▶ [GIVEN INSTRUCTION]: Which rows below contain the string "series"? List each of them in full.

***** ENTRIES

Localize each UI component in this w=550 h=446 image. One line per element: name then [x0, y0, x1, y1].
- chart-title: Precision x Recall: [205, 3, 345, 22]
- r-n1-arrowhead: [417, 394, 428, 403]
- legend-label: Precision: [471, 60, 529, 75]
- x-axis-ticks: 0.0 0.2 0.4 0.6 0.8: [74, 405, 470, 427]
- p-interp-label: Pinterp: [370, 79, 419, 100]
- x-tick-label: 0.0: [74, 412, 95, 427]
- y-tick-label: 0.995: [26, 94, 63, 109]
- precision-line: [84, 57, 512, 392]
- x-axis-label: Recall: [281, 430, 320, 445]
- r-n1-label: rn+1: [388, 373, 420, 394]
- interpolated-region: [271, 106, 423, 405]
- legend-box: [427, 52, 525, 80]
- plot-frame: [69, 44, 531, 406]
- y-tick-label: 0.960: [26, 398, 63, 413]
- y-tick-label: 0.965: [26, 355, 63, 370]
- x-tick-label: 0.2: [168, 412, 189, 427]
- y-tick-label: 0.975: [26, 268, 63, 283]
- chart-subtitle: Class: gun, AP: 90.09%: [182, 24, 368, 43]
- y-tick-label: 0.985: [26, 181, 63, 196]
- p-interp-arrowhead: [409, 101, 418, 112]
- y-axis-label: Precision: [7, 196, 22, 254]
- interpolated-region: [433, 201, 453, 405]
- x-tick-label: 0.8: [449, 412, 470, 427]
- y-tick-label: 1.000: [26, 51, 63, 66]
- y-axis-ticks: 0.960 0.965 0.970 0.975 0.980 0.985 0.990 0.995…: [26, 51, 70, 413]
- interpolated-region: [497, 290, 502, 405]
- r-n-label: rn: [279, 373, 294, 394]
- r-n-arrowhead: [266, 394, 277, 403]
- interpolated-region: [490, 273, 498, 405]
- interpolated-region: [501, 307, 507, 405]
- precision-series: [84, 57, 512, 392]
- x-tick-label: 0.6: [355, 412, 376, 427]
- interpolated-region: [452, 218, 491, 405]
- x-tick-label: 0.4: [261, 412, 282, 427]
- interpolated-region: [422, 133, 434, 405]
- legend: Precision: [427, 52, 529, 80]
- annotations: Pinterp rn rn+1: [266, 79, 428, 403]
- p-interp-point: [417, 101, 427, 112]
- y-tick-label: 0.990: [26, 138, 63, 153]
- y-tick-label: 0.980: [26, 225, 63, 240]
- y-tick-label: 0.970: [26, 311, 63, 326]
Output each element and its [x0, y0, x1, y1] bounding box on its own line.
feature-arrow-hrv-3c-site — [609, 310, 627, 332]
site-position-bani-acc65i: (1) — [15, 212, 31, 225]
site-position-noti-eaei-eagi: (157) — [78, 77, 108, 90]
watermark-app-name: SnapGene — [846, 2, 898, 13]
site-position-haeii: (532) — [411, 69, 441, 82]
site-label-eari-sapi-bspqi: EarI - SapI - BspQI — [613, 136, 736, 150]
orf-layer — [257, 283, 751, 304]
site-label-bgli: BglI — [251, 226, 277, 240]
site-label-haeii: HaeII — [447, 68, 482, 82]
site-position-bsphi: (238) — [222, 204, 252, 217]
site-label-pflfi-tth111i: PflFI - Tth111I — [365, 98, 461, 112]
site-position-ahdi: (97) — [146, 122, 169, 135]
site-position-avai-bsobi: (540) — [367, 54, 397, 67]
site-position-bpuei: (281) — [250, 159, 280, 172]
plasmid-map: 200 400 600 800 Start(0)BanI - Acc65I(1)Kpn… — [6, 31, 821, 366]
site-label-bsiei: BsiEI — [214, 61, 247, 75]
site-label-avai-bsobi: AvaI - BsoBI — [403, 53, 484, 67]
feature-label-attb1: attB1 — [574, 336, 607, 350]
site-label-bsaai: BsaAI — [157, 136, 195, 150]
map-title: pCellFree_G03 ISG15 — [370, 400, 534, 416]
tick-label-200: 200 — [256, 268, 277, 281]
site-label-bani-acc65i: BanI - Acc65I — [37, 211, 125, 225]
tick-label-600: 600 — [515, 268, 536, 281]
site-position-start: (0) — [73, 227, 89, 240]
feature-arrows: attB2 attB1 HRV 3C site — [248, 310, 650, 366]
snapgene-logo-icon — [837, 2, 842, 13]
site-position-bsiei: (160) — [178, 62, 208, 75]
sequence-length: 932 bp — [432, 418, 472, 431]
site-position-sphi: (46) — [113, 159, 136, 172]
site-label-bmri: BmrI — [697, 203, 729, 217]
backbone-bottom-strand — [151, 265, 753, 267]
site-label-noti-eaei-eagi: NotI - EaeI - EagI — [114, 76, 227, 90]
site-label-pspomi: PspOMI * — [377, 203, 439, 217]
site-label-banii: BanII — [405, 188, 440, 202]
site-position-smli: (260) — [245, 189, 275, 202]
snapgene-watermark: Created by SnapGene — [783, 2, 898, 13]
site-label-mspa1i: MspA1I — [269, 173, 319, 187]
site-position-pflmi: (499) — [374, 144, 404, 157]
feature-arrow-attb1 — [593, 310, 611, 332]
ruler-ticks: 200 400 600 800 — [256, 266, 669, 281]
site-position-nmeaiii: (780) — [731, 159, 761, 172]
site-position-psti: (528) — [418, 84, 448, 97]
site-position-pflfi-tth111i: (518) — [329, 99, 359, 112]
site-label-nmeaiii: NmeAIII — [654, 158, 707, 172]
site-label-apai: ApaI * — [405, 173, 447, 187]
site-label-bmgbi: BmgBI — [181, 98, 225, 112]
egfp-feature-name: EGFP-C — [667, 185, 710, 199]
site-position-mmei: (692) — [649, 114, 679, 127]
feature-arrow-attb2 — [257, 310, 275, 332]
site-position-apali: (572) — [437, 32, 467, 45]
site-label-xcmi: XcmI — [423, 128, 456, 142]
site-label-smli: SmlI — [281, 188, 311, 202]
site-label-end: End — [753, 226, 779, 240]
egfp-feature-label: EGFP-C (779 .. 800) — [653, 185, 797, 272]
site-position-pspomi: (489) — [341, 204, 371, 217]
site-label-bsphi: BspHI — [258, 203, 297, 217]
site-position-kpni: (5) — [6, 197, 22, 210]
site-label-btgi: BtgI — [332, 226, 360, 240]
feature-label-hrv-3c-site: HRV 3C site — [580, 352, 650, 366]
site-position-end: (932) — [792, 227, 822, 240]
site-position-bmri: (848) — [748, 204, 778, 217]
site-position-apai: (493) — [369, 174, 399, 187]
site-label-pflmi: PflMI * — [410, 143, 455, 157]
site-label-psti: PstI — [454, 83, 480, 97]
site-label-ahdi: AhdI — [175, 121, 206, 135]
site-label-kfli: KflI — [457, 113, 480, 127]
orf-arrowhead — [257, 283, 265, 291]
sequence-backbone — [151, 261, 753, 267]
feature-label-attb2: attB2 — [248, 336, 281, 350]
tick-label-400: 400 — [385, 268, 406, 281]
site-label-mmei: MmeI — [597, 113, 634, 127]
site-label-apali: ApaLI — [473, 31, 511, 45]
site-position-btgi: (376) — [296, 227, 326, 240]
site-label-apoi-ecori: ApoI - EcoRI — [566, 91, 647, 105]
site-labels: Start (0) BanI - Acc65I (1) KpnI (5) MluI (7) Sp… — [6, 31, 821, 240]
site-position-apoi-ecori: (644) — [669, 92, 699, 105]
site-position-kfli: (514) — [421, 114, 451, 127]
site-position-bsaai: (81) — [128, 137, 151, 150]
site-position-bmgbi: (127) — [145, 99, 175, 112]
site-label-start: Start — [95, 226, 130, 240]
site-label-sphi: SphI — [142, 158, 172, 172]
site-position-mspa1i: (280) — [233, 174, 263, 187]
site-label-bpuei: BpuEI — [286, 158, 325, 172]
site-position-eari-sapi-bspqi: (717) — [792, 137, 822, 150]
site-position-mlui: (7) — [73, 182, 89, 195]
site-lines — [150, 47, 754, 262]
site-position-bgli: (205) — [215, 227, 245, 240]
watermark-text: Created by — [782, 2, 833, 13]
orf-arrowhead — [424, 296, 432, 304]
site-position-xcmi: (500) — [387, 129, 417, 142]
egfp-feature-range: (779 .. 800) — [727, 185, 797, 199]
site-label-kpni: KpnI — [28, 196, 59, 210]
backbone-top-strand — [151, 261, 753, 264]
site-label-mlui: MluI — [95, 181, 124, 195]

**********
***** ENTRIES

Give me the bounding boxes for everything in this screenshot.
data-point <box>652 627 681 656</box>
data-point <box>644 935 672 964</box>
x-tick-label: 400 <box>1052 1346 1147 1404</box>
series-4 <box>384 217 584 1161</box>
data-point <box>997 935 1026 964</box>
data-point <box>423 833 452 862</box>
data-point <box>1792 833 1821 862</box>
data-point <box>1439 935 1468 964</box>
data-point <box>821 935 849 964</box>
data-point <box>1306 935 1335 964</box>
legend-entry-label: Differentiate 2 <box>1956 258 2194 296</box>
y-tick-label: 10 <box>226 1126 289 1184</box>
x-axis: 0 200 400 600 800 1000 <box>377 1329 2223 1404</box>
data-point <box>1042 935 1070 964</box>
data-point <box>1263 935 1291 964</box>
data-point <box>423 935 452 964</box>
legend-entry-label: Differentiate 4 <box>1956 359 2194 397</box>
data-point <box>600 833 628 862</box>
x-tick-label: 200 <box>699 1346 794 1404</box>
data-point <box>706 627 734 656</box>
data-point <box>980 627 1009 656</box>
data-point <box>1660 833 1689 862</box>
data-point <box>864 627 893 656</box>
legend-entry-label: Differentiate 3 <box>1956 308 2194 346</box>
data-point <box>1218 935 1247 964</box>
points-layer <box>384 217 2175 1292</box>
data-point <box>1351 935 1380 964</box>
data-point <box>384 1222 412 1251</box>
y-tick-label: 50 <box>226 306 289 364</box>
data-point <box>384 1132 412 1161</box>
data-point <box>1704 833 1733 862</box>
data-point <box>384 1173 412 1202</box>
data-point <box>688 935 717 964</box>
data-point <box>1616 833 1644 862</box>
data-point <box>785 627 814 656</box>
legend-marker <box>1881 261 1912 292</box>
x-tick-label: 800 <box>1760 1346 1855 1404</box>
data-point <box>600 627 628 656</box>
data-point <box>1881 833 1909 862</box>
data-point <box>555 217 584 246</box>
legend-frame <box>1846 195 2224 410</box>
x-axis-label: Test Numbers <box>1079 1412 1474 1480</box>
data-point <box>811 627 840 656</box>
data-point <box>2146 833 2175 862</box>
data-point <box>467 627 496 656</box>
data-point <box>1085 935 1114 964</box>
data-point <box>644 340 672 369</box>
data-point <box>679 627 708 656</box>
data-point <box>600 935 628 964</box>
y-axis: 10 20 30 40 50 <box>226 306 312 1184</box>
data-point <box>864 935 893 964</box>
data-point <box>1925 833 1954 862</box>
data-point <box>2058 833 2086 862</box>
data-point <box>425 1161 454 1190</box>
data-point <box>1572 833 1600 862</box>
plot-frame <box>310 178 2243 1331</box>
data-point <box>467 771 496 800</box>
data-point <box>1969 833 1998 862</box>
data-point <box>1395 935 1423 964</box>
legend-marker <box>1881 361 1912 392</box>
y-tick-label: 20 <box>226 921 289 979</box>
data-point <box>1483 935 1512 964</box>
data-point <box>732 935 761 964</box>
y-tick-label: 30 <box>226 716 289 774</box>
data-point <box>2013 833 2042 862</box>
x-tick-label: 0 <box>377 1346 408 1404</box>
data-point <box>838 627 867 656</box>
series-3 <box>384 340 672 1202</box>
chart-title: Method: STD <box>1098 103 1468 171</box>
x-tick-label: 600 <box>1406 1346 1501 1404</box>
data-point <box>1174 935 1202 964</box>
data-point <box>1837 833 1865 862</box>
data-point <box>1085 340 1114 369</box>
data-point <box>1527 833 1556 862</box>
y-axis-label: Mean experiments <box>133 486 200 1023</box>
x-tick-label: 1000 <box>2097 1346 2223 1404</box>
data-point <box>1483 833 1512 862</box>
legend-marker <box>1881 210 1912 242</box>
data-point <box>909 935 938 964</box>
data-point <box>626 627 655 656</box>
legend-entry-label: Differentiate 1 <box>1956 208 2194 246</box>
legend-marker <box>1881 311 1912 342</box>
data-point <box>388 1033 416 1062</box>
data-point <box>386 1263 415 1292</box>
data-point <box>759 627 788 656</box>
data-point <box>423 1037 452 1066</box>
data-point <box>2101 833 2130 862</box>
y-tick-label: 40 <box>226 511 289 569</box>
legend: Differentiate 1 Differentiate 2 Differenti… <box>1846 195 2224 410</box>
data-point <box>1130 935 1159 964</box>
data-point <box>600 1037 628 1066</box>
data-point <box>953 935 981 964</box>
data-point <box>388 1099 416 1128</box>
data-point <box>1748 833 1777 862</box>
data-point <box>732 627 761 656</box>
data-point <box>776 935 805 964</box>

**********

▶ [EXERCISE SOLUTION]:
- precision-series: [84, 57, 512, 392]
series-4 <box>384 217 584 1161</box>
series-3 <box>384 340 672 1202</box>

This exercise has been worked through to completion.